Problem details
Translate this sentence from the text on ratings and task queues into Spanish: "The amount of time it takes to do each task varies."

Reading text
-- Start --

Situation: People rate games on a Likert-like scale from 1 to 10 (1 being hate it, 10 being love it). They can assign fractional ratings (i.e. 7.5, 3.225), so the data are technically continuous, although few people will assign ratings of other than whole numbers. However, while continuous, the data are clearly bounded; 10 is the highest value and 1 is the lowest.
I do not have access to these data directly, however. What I do have access to is:
- The mean of the ratings (calculated as if the data were continuous and non-bounded).
- The standard deviation of the ratings (again, calculated as if the data were continous and non-bounded).
- The number of raters
Is it possible to calculate, from this information, an asymetric 95% confidence interval for the mean of the ratings? That is, an interval that will not exceed 10 or go lower than 1? I suspect that this might involve recourse to the truncated normal distribution in some way, but I'm not sure how. It might also involve a transformation of the mean (e.g. logit?) but again, I'm not clear if that would be appropriate. Just to make clear, what I want is a confidence interval that is bounded by 1 and 10; I know how to calculate the confidence interval from the data I have without that restriction.
Thanks. EDIT: Sorry, didn't sign it. Skalchemist (talk) 17:47, 7 July 2010 (UTC)
- Can you give an example of the data? My initial suspicion is that the mean will be sufficiently removed from the boundaries, and the standard error sufficiently small, that the symmetric confidence interval will already be within the bounds. -- Meni Rosenfeld (talk) 05:13, 8 July 2010 (UTC)
- I think your idea of using a logit transform should work. Use the delta method to work out the standard error of logit(mean/10), calculate a symmetric confidence interval on the logit scale under the assumption of a normal distribution, back-tranform the interval to give an asymmetric confidence interval on your original scale. Qwfp (talk) 11:22, 8 July 2010 (UTC)
LIFO v. FIFO
editYou have an incoming unending stream of tasks to do. The amount of time it takes to do each task varies. Which tactic would result in the least average delay in the completing of a task - last in first out, or first in first out? Is there a tactic that has less average delay than either of these? Not a homework question. Thanks. 92.15.27.146 (talk) 20:11, 7 July 2010 (UTC)

-- End --

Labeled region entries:
-- Start --

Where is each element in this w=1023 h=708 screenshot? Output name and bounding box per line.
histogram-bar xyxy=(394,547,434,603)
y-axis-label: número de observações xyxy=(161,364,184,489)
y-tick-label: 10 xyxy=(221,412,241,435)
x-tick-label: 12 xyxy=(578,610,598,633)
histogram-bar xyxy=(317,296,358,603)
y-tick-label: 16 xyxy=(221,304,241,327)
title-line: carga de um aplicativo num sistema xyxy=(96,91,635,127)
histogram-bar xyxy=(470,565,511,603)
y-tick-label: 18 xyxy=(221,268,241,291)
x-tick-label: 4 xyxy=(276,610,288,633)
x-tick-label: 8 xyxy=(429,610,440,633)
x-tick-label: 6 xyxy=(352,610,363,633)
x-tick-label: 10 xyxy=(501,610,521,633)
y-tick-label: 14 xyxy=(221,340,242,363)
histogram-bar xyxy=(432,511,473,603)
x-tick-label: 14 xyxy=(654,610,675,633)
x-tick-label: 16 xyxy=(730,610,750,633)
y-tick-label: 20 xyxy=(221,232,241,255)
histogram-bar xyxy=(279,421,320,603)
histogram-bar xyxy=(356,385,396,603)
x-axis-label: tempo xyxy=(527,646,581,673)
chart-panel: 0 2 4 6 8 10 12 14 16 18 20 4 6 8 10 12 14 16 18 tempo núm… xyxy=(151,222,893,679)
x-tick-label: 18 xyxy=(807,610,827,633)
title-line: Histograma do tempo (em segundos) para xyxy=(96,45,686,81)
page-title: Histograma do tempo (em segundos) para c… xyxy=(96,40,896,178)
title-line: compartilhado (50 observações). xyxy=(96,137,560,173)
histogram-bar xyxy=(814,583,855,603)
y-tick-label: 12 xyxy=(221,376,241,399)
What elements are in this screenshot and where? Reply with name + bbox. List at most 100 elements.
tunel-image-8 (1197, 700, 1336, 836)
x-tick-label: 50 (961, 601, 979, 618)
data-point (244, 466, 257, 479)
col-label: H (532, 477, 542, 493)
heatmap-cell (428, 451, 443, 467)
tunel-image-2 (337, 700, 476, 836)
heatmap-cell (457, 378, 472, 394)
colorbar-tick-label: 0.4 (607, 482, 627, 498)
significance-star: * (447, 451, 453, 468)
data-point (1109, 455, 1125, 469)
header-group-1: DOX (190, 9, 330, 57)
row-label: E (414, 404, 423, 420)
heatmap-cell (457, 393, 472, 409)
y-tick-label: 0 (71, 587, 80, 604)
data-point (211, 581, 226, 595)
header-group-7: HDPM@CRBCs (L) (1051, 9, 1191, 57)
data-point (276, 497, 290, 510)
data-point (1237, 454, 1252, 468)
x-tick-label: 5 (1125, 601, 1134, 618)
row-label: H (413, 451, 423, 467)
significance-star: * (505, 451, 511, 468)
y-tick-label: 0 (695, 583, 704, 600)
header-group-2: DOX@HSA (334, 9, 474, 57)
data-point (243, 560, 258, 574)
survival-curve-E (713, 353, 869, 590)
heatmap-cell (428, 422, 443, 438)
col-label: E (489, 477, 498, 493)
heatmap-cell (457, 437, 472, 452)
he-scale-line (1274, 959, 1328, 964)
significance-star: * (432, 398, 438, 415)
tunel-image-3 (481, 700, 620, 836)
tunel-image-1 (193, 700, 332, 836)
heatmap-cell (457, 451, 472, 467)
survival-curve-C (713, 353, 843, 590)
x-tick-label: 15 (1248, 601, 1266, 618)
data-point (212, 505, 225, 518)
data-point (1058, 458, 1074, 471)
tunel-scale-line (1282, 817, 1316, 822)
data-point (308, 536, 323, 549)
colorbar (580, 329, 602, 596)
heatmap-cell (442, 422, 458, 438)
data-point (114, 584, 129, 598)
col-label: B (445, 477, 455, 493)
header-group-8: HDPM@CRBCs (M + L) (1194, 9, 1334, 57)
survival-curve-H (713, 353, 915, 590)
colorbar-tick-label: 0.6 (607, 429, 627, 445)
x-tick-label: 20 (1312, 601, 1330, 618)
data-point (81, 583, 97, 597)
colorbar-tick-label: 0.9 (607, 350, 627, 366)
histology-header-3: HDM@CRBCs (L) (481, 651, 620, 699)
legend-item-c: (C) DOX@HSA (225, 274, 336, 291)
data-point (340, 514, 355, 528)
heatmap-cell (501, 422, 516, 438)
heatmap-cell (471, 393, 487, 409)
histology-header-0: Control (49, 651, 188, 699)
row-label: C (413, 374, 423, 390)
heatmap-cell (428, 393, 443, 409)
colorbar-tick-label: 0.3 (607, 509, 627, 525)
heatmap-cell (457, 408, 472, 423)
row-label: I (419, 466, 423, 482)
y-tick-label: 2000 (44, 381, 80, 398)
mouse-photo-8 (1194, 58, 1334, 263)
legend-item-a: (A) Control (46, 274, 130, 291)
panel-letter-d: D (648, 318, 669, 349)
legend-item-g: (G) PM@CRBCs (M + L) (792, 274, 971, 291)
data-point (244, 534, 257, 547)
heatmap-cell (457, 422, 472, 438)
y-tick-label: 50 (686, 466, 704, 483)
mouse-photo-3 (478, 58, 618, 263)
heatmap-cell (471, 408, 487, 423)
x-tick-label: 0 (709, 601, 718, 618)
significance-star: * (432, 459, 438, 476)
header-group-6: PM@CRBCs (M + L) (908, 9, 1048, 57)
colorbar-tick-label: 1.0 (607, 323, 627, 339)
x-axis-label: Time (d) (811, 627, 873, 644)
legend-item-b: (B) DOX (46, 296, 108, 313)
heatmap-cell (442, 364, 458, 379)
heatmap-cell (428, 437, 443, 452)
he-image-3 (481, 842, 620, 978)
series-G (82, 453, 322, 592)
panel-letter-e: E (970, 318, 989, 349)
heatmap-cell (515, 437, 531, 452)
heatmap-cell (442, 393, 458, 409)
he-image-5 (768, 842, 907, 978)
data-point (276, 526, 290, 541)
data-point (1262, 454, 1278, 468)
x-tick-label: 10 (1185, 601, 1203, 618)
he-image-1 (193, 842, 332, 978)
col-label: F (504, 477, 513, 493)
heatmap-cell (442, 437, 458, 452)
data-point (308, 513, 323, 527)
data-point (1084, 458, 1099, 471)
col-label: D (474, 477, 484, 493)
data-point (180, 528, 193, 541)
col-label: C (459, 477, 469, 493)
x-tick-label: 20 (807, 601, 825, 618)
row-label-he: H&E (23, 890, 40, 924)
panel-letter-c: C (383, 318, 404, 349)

-- End --

Reply
La cantidad de tiempo que se tarda en hacer cada tarea varía.